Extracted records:
---------------
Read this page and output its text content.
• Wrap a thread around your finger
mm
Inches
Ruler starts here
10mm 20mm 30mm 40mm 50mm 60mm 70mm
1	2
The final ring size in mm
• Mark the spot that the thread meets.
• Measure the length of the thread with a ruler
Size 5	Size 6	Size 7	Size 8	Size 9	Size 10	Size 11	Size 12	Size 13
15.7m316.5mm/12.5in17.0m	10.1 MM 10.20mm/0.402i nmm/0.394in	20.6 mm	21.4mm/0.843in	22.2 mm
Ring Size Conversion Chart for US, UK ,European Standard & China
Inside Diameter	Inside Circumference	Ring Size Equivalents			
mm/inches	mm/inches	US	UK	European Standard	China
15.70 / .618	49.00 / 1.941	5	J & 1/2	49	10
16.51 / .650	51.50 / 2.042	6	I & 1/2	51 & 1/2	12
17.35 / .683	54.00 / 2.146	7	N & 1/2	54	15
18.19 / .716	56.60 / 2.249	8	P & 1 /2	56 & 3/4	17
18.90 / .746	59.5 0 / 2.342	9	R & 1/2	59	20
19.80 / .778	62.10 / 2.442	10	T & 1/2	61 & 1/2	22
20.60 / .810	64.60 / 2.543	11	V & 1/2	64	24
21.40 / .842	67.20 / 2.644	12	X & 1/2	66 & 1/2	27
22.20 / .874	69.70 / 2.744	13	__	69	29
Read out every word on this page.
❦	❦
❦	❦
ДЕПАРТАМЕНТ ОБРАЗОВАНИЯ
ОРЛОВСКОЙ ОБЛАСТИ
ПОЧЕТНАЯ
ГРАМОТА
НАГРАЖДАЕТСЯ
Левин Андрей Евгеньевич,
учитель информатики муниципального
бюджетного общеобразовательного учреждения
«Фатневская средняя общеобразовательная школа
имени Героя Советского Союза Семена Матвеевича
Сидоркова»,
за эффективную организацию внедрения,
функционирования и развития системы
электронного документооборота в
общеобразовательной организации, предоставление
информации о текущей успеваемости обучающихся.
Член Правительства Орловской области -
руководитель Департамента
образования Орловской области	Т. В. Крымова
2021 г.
---------------
EXERCISE:
Give only the count of lines in the data that include the string "Standard".

FULL OUTPUT:
2